Task prompt: Report each line in the items below that contains the string "vline". Case counts.

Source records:
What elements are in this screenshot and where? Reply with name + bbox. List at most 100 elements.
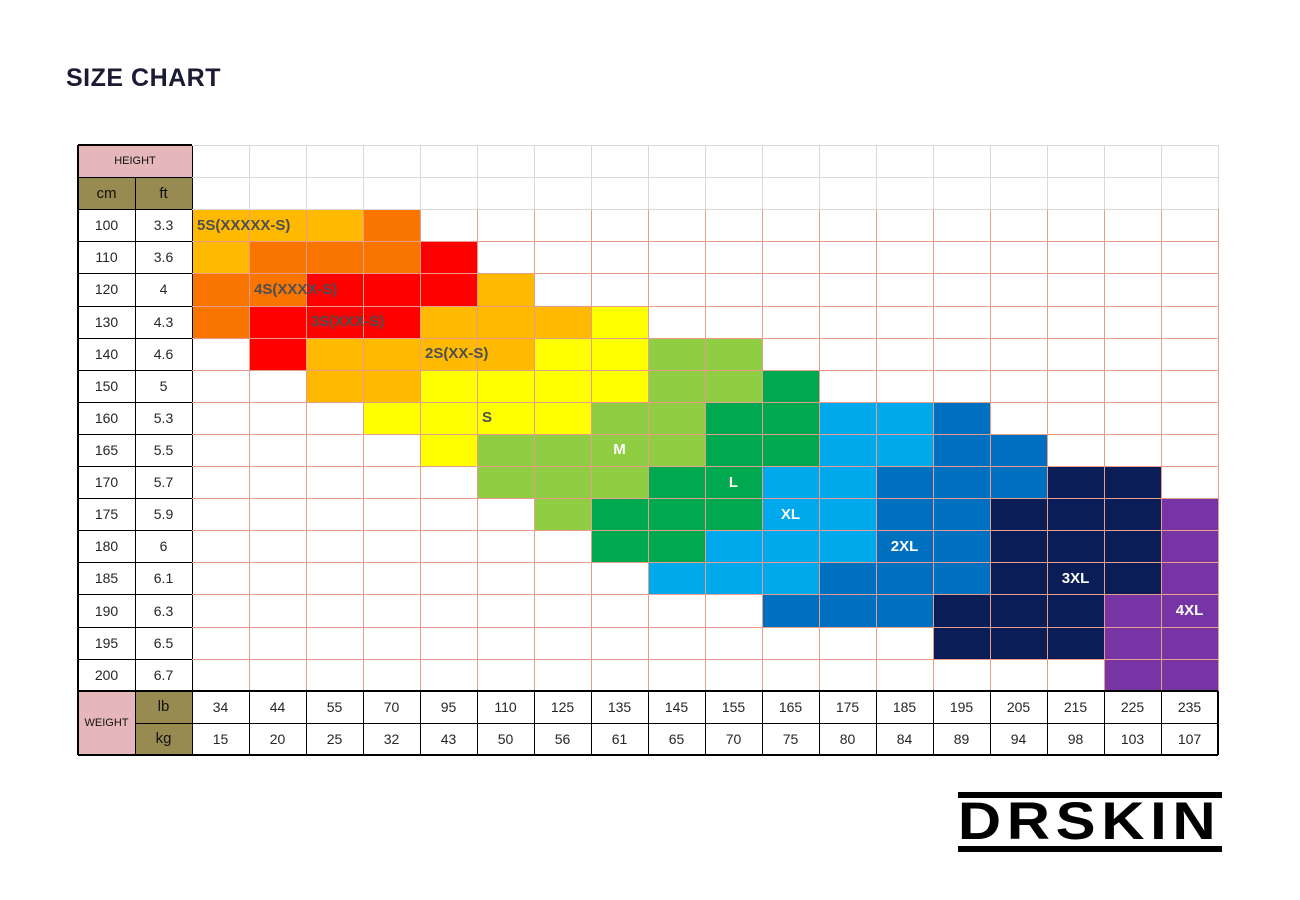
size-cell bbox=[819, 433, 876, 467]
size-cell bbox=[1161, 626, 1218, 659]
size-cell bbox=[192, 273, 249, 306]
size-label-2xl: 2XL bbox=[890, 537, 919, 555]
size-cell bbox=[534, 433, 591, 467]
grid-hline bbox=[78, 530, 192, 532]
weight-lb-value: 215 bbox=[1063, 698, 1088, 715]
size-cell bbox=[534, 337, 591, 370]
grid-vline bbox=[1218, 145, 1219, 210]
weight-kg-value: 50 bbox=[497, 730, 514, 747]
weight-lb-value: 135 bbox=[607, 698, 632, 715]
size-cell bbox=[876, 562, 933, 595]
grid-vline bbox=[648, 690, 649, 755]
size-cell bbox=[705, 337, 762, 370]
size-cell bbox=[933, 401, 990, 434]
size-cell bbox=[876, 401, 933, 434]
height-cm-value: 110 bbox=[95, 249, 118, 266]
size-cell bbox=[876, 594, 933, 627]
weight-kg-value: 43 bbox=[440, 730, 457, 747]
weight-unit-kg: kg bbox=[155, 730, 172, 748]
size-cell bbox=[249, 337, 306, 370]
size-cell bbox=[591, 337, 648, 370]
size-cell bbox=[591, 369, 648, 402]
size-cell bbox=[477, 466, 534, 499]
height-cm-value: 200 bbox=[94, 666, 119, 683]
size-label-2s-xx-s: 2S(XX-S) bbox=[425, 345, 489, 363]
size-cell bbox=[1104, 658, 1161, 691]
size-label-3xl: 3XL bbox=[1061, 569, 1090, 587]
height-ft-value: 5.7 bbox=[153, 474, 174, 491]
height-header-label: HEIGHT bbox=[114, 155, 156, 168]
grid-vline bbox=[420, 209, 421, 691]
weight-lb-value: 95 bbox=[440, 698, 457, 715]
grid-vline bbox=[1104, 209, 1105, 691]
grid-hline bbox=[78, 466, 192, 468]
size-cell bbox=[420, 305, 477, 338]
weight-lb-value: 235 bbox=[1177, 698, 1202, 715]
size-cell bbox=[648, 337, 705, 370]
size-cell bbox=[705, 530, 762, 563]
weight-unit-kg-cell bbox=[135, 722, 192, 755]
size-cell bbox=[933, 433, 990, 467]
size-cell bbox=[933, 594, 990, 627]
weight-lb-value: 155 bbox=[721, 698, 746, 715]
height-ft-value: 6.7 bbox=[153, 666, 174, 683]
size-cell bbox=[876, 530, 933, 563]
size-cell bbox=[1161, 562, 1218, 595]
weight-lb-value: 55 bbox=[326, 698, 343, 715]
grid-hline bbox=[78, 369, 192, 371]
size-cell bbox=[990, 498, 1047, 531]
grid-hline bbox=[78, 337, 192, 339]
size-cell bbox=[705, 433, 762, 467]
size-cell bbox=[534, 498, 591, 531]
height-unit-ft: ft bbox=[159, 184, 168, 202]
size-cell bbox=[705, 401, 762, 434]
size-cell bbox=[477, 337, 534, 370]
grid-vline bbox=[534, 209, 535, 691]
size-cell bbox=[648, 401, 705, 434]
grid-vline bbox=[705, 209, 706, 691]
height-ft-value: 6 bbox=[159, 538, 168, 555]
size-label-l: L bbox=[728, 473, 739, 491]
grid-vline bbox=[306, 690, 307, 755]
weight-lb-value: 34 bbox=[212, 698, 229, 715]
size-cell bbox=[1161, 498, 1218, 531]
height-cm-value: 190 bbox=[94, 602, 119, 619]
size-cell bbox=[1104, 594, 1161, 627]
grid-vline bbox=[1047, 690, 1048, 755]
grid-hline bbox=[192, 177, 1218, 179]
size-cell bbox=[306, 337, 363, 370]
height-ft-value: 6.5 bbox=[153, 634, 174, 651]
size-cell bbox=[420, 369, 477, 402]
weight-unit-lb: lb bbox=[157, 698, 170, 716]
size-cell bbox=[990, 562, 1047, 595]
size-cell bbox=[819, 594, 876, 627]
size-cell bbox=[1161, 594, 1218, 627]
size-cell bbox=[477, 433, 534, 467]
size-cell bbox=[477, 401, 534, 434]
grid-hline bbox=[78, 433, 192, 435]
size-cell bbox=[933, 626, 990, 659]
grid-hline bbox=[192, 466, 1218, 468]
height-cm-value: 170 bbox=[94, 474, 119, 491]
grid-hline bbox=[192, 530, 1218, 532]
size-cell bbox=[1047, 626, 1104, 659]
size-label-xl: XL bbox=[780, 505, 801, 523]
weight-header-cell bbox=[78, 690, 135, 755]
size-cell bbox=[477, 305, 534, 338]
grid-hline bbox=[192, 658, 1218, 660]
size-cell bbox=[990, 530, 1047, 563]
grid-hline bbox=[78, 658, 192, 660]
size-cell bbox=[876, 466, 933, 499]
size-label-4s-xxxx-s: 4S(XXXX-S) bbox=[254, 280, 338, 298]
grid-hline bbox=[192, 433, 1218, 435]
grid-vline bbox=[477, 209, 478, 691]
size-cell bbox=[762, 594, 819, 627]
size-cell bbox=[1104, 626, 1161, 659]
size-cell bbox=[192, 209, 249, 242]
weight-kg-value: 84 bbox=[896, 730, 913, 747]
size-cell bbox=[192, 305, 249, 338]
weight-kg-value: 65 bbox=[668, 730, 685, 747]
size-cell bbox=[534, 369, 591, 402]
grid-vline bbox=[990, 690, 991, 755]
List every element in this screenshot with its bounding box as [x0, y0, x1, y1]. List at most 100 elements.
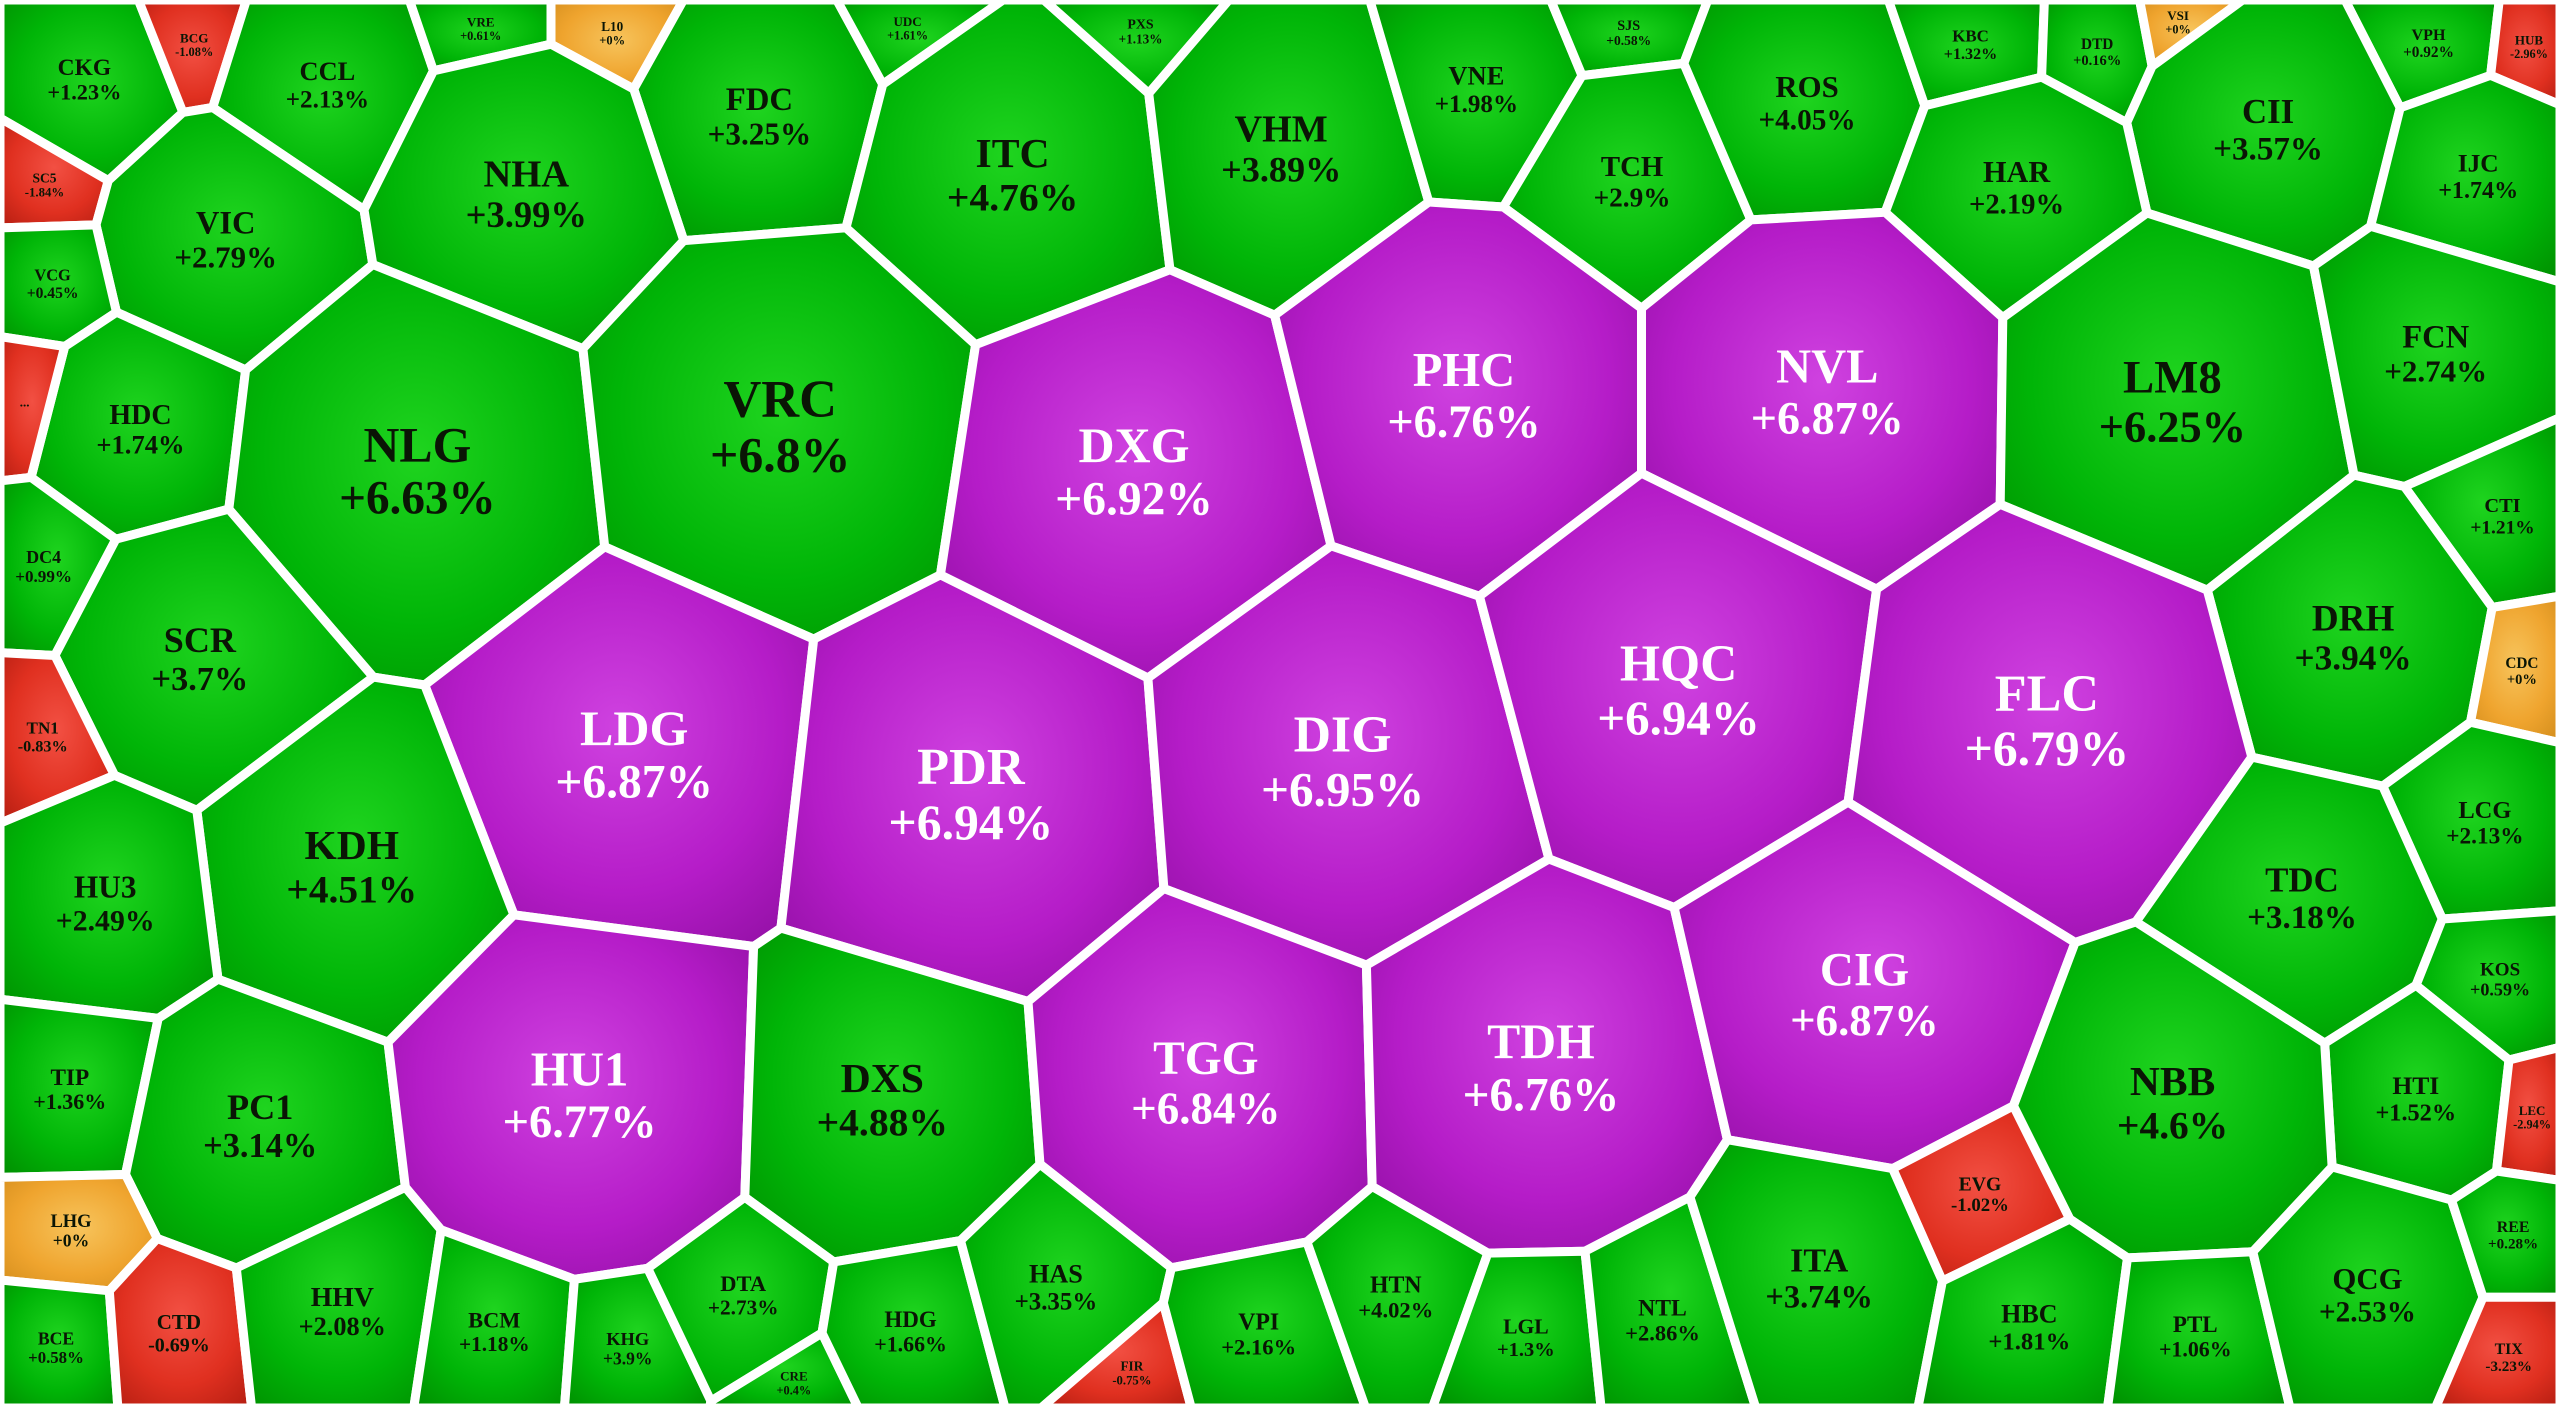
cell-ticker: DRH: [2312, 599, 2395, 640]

Output of the exercise:
grid-vline bbox=[1218, 145, 1219, 210]
grid-vline bbox=[648, 690, 649, 755]
grid-vline bbox=[420, 209, 421, 691]
grid-vline bbox=[1104, 209, 1105, 691]
grid-vline bbox=[534, 209, 535, 691]
grid-vline bbox=[705, 209, 706, 691]
grid-vline bbox=[306, 690, 307, 755]
grid-vline bbox=[1047, 690, 1048, 755]
grid-vline bbox=[477, 209, 478, 691]
grid-vline bbox=[990, 690, 991, 755]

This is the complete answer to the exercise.